Rows
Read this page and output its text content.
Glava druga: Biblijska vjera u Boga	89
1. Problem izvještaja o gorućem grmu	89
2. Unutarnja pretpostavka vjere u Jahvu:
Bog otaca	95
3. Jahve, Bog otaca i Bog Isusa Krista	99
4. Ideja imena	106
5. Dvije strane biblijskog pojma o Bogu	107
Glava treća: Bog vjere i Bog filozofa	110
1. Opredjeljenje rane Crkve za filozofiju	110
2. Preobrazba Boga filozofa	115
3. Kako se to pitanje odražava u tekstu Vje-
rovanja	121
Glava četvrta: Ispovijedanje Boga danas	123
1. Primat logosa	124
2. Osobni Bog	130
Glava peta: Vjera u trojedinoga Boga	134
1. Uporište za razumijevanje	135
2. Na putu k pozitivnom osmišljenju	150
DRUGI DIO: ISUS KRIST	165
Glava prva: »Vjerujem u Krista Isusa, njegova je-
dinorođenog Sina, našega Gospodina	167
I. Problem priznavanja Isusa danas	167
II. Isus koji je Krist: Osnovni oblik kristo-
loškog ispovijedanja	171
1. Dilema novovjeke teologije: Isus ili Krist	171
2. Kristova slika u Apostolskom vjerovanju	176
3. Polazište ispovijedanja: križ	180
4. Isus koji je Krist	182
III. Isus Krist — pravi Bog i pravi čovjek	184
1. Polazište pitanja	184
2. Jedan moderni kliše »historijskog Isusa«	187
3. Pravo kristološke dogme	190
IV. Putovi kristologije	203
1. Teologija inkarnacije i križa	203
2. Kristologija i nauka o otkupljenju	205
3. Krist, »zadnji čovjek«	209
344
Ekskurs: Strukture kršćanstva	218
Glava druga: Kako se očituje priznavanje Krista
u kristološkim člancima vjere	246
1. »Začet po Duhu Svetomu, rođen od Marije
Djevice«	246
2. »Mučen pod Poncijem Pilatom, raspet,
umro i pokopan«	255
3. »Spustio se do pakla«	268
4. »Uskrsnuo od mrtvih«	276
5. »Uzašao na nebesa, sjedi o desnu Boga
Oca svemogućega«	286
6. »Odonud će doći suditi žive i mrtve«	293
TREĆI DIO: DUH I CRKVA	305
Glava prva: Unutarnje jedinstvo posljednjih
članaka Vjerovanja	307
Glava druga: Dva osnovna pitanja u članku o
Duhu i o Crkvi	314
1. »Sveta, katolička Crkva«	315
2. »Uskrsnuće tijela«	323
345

What to do
How many lines of the records contain the string "Krista"? Respond with the number alone.

Solution to this task
3